• Work to complete
Each line below should be retyped exactly, with no pictures.

(Data records)
'''
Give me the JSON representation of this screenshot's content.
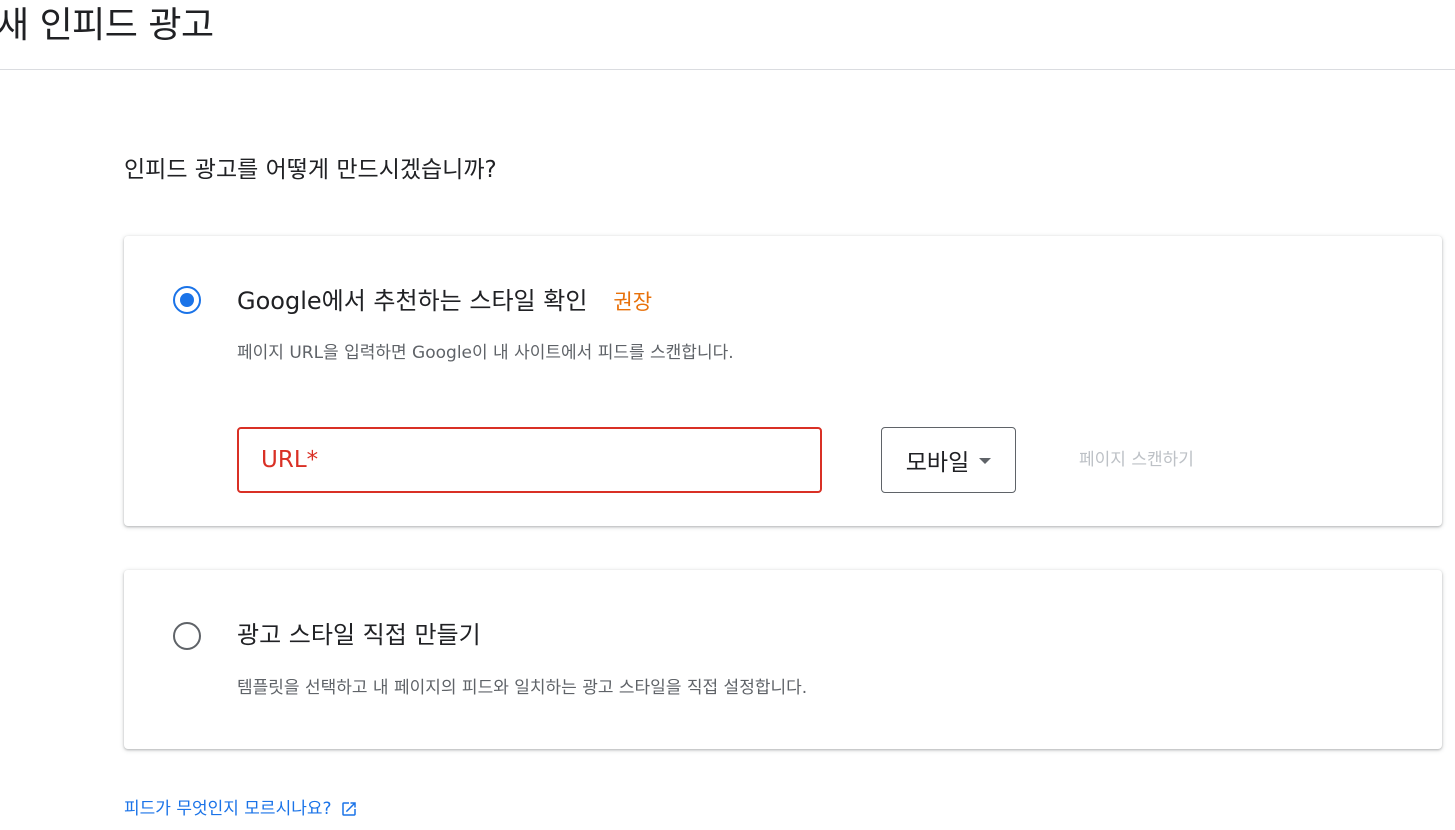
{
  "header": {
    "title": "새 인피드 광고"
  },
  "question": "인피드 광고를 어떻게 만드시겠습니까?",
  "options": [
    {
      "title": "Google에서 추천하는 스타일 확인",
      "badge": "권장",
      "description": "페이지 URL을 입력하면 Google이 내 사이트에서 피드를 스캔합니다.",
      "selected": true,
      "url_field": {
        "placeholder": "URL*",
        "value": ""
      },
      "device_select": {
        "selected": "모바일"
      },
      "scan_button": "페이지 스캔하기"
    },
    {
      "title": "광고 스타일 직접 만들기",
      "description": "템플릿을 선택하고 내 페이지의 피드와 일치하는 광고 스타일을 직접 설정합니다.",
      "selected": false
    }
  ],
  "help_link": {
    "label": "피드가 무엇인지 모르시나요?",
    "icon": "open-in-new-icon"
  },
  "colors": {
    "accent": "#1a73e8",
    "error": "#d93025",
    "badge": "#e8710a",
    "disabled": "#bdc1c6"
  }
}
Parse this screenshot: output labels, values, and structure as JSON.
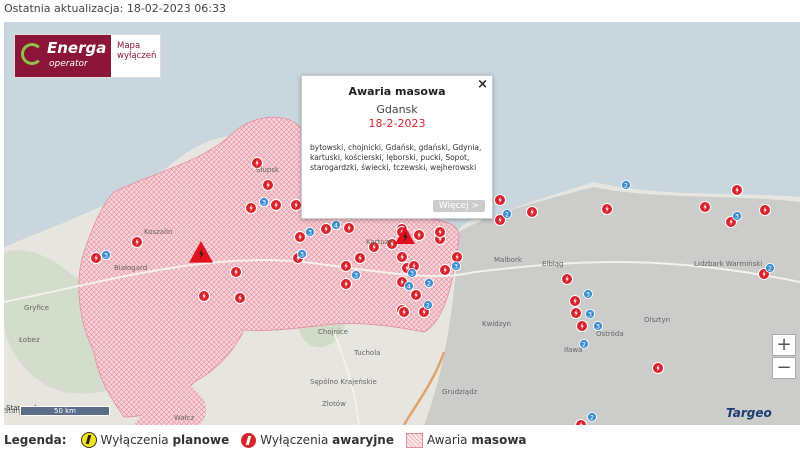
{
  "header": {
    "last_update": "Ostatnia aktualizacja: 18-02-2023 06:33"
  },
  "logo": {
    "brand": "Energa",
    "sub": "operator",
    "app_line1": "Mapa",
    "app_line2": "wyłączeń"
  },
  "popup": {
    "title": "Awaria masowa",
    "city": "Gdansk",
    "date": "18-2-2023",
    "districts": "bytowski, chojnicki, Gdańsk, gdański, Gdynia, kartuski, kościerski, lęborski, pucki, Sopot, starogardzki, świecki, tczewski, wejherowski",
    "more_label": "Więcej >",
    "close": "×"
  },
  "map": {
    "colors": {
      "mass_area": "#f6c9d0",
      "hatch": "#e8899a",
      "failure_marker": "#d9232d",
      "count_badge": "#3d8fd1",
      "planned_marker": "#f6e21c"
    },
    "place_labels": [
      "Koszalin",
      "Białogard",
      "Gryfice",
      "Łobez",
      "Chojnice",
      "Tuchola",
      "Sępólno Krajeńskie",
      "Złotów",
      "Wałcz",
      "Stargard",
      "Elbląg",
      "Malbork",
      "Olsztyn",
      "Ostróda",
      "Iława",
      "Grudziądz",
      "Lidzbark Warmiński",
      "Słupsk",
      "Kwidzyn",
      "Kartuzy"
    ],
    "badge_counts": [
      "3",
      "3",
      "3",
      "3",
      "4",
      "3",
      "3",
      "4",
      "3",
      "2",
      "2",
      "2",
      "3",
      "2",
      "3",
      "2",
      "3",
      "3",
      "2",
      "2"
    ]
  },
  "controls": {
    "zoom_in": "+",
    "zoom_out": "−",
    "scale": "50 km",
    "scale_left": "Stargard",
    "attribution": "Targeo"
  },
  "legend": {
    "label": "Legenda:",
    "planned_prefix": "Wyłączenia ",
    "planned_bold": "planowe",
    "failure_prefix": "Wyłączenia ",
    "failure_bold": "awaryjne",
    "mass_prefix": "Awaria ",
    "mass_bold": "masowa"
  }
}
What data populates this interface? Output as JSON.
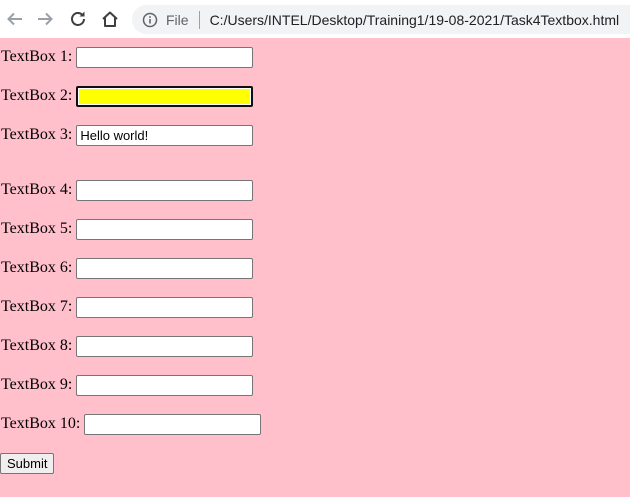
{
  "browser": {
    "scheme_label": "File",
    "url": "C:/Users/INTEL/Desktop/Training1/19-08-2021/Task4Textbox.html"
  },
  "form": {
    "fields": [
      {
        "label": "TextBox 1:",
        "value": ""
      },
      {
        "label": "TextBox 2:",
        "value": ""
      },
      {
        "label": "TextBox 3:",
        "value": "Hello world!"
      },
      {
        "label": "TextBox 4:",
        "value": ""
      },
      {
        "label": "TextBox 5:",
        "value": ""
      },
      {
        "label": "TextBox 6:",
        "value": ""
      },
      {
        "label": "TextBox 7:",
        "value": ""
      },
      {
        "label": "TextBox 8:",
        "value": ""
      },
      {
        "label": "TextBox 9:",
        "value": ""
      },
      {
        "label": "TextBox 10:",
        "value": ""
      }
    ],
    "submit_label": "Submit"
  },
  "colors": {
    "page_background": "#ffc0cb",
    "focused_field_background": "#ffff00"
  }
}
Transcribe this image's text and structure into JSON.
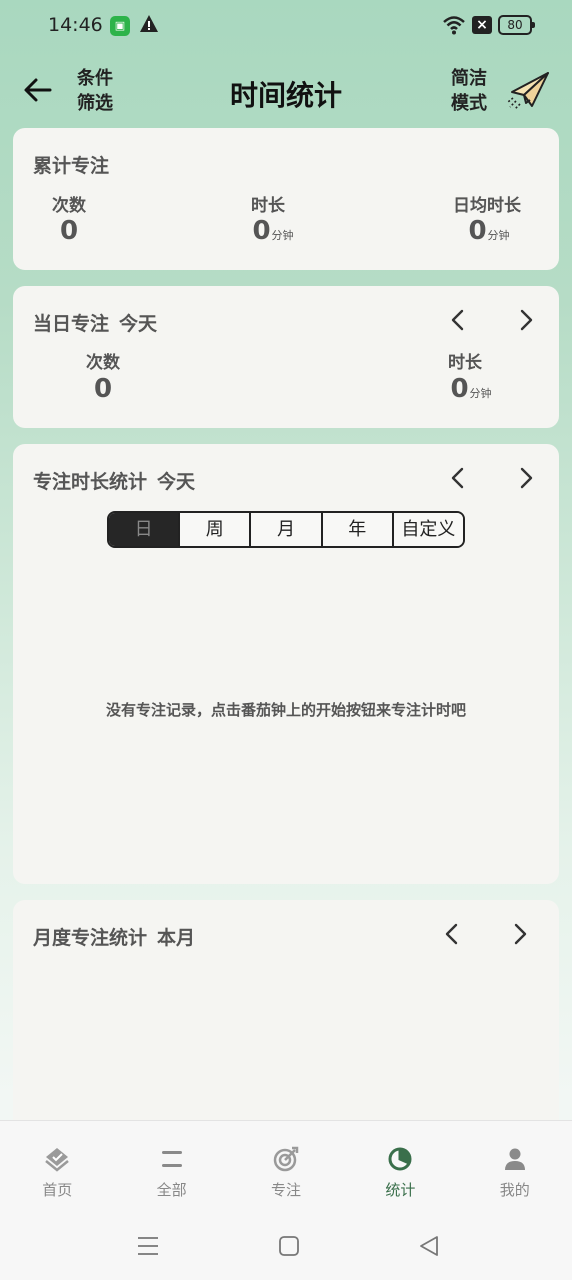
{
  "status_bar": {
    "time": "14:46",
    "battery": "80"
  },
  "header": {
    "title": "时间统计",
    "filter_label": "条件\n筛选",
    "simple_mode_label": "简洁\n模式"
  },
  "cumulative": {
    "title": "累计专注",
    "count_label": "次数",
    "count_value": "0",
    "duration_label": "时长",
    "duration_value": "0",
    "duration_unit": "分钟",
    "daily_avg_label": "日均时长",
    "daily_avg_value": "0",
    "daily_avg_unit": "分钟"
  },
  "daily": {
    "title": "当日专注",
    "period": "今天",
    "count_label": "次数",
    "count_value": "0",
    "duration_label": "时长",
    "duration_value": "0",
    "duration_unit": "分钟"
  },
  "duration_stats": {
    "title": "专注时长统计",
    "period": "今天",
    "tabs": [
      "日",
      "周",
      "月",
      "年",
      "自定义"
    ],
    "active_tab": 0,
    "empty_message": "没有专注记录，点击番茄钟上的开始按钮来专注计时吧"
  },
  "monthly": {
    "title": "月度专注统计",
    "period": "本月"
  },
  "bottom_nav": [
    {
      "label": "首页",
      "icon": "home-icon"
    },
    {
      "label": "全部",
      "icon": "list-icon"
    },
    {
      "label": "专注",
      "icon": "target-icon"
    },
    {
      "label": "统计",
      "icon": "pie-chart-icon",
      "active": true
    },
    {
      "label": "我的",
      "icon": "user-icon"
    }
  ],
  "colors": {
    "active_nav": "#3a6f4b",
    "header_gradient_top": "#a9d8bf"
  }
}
'''
• Output of the exercise
Give me the JSON representation of this screenshot's content.
{
  "header": {
    "title": "새 인피드 광고"
  },
  "question": "인피드 광고를 어떻게 만드시겠습니까?",
  "options": [
    {
      "title": "Google에서 추천하는 스타일 확인",
      "badge": "권장",
      "description": "페이지 URL을 입력하면 Google이 내 사이트에서 피드를 스캔합니다.",
      "selected": true,
      "url_field": {
        "placeholder": "URL*",
        "value": ""
      },
      "device_select": {
        "selected": "모바일"
      },
      "scan_button": "페이지 스캔하기"
    },
    {
      "title": "광고 스타일 직접 만들기",
      "description": "템플릿을 선택하고 내 페이지의 피드와 일치하는 광고 스타일을 직접 설정합니다.",
      "selected": false
    }
  ],
  "help_link": {
    "label": "피드가 무엇인지 모르시나요?",
    "icon": "open-in-new-icon"
  },
  "colors": {
    "accent": "#1a73e8",
    "error": "#d93025",
    "badge": "#e8710a",
    "disabled": "#bdc1c6"
  }
}
Parse this screenshot: output labels, values, and structure as JSON.
{
  "header": {
    "last_update": "Ostatnia aktualizacja: 18-02-2023 06:33"
  },
  "logo": {
    "brand": "Energa",
    "sub": "operator",
    "app_line1": "Mapa",
    "app_line2": "wyłączeń"
  },
  "popup": {
    "title": "Awaria masowa",
    "city": "Gdansk",
    "date": "18-2-2023",
    "districts": "bytowski, chojnicki, Gdańsk, gdański, Gdynia, kartuski, kościerski, lęborski, pucki, Sopot, starogardzki, świecki, tczewski, wejherowski",
    "more_label": "Więcej >",
    "close": "×"
  },
  "map": {
    "colors": {
      "mass_area": "#f6c9d0",
      "hatch": "#e8899a",
      "failure_marker": "#d9232d",
      "count_badge": "#3d8fd1",
      "planned_marker": "#f6e21c"
    },
    "place_labels": [
      "Koszalin",
      "Białogard",
      "Gryfice",
      "Łobez",
      "Chojnice",
      "Tuchola",
      "Sępólno Krajeńskie",
      "Złotów",
      "Wałcz",
      "Stargard",
      "Elbląg",
      "Malbork",
      "Olsztyn",
      "Ostróda",
      "Iława",
      "Grudziądz",
      "Lidzbark Warmiński",
      "Słupsk",
      "Kwidzyn",
      "Kartuzy"
    ],
    "badge_counts": [
      "3",
      "3",
      "3",
      "3",
      "4",
      "3",
      "3",
      "4",
      "3",
      "2",
      "2",
      "2",
      "3",
      "2",
      "3",
      "2",
      "3",
      "3",
      "2",
      "2"
    ]
  },
  "controls": {
    "zoom_in": "+",
    "zoom_out": "−",
    "scale": "50 km",
    "scale_left": "Stargard",
    "attribution": "Targeo"
  },
  "legend": {
    "label": "Legenda:",
    "planned_prefix": "Wyłączenia ",
    "planned_bold": "planowe",
    "failure_prefix": "Wyłączenia ",
    "failure_bold": "awaryjne",
    "mass_prefix": "Awaria ",
    "mass_bold": "masowa"
  }
}
What data populates this interface? Output as JSON.
{
  "browser": {
    "scheme_label": "File",
    "url": "C:/Users/INTEL/Desktop/Training1/19-08-2021/Task4Textbox.html"
  },
  "form": {
    "fields": [
      {
        "label": "TextBox 1:",
        "value": ""
      },
      {
        "label": "TextBox 2:",
        "value": ""
      },
      {
        "label": "TextBox 3:",
        "value": "Hello world!"
      },
      {
        "label": "TextBox 4:",
        "value": ""
      },
      {
        "label": "TextBox 5:",
        "value": ""
      },
      {
        "label": "TextBox 6:",
        "value": ""
      },
      {
        "label": "TextBox 7:",
        "value": ""
      },
      {
        "label": "TextBox 8:",
        "value": ""
      },
      {
        "label": "TextBox 9:",
        "value": ""
      },
      {
        "label": "TextBox 10:",
        "value": ""
      }
    ],
    "submit_label": "Submit"
  },
  "colors": {
    "page_background": "#ffc0cb",
    "focused_field_background": "#ffff00"
  }
}
Transcribe this image's text and structure into JSON.
{
  "status_bar": {
    "time": "14:46",
    "battery": "80"
  },
  "header": {
    "title": "时间统计",
    "filter_label": "条件\n筛选",
    "simple_mode_label": "简洁\n模式"
  },
  "cumulative": {
    "title": "累计专注",
    "count_label": "次数",
    "count_value": "0",
    "duration_label": "时长",
    "duration_value": "0",
    "duration_unit": "分钟",
    "daily_avg_label": "日均时长",
    "daily_avg_value": "0",
    "daily_avg_unit": "分钟"
  },
  "daily": {
    "title": "当日专注",
    "period": "今天",
    "count_label": "次数",
    "count_value": "0",
    "duration_label": "时长",
    "duration_value": "0",
    "duration_unit": "分钟"
  },
  "duration_stats": {
    "title": "专注时长统计",
    "period": "今天",
    "tabs": [
      "日",
      "周",
      "月",
      "年",
      "自定义"
    ],
    "active_tab": 0,
    "empty_message": "没有专注记录，点击番茄钟上的开始按钮来专注计时吧"
  },
  "monthly": {
    "title": "月度专注统计",
    "period": "本月"
  },
  "bottom_nav": [
    {
      "label": "首页",
      "icon": "home-icon"
    },
    {
      "label": "全部",
      "icon": "list-icon"
    },
    {
      "label": "专注",
      "icon": "target-icon"
    },
    {
      "label": "统计",
      "icon": "pie-chart-icon",
      "active": true
    },
    {
      "label": "我的",
      "icon": "user-icon"
    }
  ],
  "colors": {
    "active_nav": "#3a6f4b",
    "header_gradient_top": "#a9d8bf"
  }
}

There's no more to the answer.